Task prompt = Write the listing out again, all of it, word for word.

(Records from a data collection)
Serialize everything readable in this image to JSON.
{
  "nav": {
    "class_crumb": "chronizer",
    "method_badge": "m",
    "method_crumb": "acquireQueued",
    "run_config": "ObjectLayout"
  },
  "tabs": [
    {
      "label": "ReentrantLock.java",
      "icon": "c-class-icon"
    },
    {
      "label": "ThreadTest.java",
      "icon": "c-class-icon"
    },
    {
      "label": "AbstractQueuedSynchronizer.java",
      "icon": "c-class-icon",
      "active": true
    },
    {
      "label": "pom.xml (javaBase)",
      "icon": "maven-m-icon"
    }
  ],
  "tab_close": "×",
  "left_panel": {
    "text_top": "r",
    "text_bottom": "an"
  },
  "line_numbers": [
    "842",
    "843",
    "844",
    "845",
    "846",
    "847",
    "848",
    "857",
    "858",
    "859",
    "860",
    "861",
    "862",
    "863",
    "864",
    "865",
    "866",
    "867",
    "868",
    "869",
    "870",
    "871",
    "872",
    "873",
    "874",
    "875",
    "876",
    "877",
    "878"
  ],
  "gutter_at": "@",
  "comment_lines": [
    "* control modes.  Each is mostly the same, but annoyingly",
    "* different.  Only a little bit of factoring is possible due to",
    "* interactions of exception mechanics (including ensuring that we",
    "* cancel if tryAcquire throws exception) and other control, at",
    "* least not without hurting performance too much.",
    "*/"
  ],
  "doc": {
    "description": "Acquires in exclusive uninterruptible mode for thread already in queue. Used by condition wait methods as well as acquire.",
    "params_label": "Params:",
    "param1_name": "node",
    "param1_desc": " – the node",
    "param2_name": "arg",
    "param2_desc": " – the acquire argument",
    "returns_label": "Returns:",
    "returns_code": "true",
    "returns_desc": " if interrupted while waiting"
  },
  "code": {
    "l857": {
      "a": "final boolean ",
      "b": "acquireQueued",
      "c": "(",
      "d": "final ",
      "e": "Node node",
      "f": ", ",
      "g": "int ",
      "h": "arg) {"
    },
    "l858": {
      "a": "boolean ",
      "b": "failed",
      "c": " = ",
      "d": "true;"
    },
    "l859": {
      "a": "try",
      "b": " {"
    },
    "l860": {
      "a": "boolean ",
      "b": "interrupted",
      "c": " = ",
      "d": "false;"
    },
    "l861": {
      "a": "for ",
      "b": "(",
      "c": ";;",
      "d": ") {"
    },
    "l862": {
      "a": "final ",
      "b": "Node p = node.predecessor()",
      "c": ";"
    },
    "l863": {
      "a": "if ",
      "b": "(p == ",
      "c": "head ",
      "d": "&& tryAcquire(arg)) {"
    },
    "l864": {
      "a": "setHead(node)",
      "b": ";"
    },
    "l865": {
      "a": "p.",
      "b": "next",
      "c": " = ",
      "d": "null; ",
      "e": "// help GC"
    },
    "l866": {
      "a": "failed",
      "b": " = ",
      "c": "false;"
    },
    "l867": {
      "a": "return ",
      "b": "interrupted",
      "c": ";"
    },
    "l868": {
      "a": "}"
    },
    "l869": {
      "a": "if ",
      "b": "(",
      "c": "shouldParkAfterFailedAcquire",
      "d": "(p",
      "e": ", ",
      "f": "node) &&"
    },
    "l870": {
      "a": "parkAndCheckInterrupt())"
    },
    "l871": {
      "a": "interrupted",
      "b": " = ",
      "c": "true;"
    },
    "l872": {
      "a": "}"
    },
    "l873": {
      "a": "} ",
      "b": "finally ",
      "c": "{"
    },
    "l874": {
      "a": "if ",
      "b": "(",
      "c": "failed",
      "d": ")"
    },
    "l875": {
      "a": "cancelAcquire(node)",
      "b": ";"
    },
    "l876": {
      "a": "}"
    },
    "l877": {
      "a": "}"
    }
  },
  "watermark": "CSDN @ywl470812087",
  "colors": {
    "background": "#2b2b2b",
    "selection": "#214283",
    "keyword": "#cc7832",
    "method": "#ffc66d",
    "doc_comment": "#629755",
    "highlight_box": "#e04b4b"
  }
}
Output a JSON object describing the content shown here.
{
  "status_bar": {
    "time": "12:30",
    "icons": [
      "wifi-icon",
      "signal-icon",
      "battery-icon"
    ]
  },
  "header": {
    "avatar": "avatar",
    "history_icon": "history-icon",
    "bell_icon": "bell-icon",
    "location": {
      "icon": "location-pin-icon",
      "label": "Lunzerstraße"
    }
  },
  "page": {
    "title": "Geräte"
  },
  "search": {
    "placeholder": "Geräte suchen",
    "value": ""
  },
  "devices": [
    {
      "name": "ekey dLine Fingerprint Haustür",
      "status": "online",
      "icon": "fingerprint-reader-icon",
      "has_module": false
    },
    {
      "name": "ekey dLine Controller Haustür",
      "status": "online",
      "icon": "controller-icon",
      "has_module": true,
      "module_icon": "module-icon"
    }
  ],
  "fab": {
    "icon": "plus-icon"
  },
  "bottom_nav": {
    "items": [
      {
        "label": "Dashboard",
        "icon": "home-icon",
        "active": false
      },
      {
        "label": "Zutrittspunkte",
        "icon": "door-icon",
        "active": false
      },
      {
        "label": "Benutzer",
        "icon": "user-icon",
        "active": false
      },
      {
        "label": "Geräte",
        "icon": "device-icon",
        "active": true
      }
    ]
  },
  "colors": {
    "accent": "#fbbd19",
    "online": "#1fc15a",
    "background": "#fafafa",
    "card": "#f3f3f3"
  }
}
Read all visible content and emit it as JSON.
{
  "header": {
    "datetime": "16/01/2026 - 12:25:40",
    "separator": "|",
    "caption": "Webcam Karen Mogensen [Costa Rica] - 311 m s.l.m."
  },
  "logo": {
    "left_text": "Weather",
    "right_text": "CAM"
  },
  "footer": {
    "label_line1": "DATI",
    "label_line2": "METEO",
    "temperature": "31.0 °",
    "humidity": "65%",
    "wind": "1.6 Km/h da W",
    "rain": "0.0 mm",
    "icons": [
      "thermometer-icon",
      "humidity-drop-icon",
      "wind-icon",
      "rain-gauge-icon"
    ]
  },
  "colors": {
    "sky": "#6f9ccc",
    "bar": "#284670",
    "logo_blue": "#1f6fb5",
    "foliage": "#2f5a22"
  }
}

Complete response =
Serialize everything readable in this image to JSON.
{
  "nav": {
    "class_crumb": "chronizer",
    "method_badge": "m",
    "method_crumb": "acquireQueued",
    "run_config": "ObjectLayout"
  },
  "tabs": [
    {
      "label": "ReentrantLock.java",
      "icon": "c-class-icon"
    },
    {
      "label": "ThreadTest.java",
      "icon": "c-class-icon"
    },
    {
      "label": "AbstractQueuedSynchronizer.java",
      "icon": "c-class-icon",
      "active": true
    },
    {
      "label": "pom.xml (javaBase)",
      "icon": "maven-m-icon"
    }
  ],
  "tab_close": "×",
  "left_panel": {
    "text_top": "r",
    "text_bottom": "an"
  },
  "line_numbers": [
    "842",
    "843",
    "844",
    "845",
    "846",
    "847",
    "848",
    "857",
    "858",
    "859",
    "860",
    "861",
    "862",
    "863",
    "864",
    "865",
    "866",
    "867",
    "868",
    "869",
    "870",
    "871",
    "872",
    "873",
    "874",
    "875",
    "876",
    "877",
    "878"
  ],
  "gutter_at": "@",
  "comment_lines": [
    "* control modes.  Each is mostly the same, but annoyingly",
    "* different.  Only a little bit of factoring is possible due to",
    "* interactions of exception mechanics (including ensuring that we",
    "* cancel if tryAcquire throws exception) and other control, at",
    "* least not without hurting performance too much.",
    "*/"
  ],
  "doc": {
    "description": "Acquires in exclusive uninterruptible mode for thread already in queue. Used by condition wait methods as well as acquire.",
    "params_label": "Params:",
    "param1_name": "node",
    "param1_desc": " – the node",
    "param2_name": "arg",
    "param2_desc": " – the acquire argument",
    "returns_label": "Returns:",
    "returns_code": "true",
    "returns_desc": " if interrupted while waiting"
  },
  "code": {
    "l857": {
      "a": "final boolean ",
      "b": "acquireQueued",
      "c": "(",
      "d": "final ",
      "e": "Node node",
      "f": ", ",
      "g": "int ",
      "h": "arg) {"
    },
    "l858": {
      "a": "boolean ",
      "b": "failed",
      "c": " = ",
      "d": "true;"
    },
    "l859": {
      "a": "try",
      "b": " {"
    },
    "l860": {
      "a": "boolean ",
      "b": "interrupted",
      "c": " = ",
      "d": "false;"
    },
    "l861": {
      "a": "for ",
      "b": "(",
      "c": ";;",
      "d": ") {"
    },
    "l862": {
      "a": "final ",
      "b": "Node p = node.predecessor()",
      "c": ";"
    },
    "l863": {
      "a": "if ",
      "b": "(p == ",
      "c": "head ",
      "d": "&& tryAcquire(arg)) {"
    },
    "l864": {
      "a": "setHead(node)",
      "b": ";"
    },
    "l865": {
      "a": "p.",
      "b": "next",
      "c": " = ",
      "d": "null; ",
      "e": "// help GC"
    },
    "l866": {
      "a": "failed",
      "b": " = ",
      "c": "false;"
    },
    "l867": {
      "a": "return ",
      "b": "interrupted",
      "c": ";"
    },
    "l868": {
      "a": "}"
    },
    "l869": {
      "a": "if ",
      "b": "(",
      "c": "shouldParkAfterFailedAcquire",
      "d": "(p",
      "e": ", ",
      "f": "node) &&"
    },
    "l870": {
      "a": "parkAndCheckInterrupt())"
    },
    "l871": {
      "a": "interrupted",
      "b": " = ",
      "c": "true;"
    },
    "l872": {
      "a": "}"
    },
    "l873": {
      "a": "} ",
      "b": "finally ",
      "c": "{"
    },
    "l874": {
      "a": "if ",
      "b": "(",
      "c": "failed",
      "d": ")"
    },
    "l875": {
      "a": "cancelAcquire(node)",
      "b": ";"
    },
    "l876": {
      "a": "}"
    },
    "l877": {
      "a": "}"
    }
  },
  "watermark": "CSDN @ywl470812087",
  "colors": {
    "background": "#2b2b2b",
    "selection": "#214283",
    "keyword": "#cc7832",
    "method": "#ffc66d",
    "doc_comment": "#629755",
    "highlight_box": "#e04b4b"
  }
}
Output a JSON object describing the content shown here.
{
  "status_bar": {
    "time": "12:30",
    "icons": [
      "wifi-icon",
      "signal-icon",
      "battery-icon"
    ]
  },
  "header": {
    "avatar": "avatar",
    "history_icon": "history-icon",
    "bell_icon": "bell-icon",
    "location": {
      "icon": "location-pin-icon",
      "label": "Lunzerstraße"
    }
  },
  "page": {
    "title": "Geräte"
  },
  "search": {
    "placeholder": "Geräte suchen",
    "value": ""
  },
  "devices": [
    {
      "name": "ekey dLine Fingerprint Haustür",
      "status": "online",
      "icon": "fingerprint-reader-icon",
      "has_module": false
    },
    {
      "name": "ekey dLine Controller Haustür",
      "status": "online",
      "icon": "controller-icon",
      "has_module": true,
      "module_icon": "module-icon"
    }
  ],
  "fab": {
    "icon": "plus-icon"
  },
  "bottom_nav": {
    "items": [
      {
        "label": "Dashboard",
        "icon": "home-icon",
        "active": false
      },
      {
        "label": "Zutrittspunkte",
        "icon": "door-icon",
        "active": false
      },
      {
        "label": "Benutzer",
        "icon": "user-icon",
        "active": false
      },
      {
        "label": "Geräte",
        "icon": "device-icon",
        "active": true
      }
    ]
  },
  "colors": {
    "accent": "#fbbd19",
    "online": "#1fc15a",
    "background": "#fafafa",
    "card": "#f3f3f3"
  }
}
Read all visible content and emit it as JSON.
{
  "header": {
    "datetime": "16/01/2026 - 12:25:40",
    "separator": "|",
    "caption": "Webcam Karen Mogensen [Costa Rica] - 311 m s.l.m."
  },
  "logo": {
    "left_text": "Weather",
    "right_text": "CAM"
  },
  "footer": {
    "label_line1": "DATI",
    "label_line2": "METEO",
    "temperature": "31.0 °",
    "humidity": "65%",
    "wind": "1.6 Km/h da W",
    "rain": "0.0 mm",
    "icons": [
      "thermometer-icon",
      "humidity-drop-icon",
      "wind-icon",
      "rain-gauge-icon"
    ]
  },
  "colors": {
    "sky": "#6f9ccc",
    "bar": "#284670",
    "logo_blue": "#1f6fb5",
    "foliage": "#2f5a22"
  }
}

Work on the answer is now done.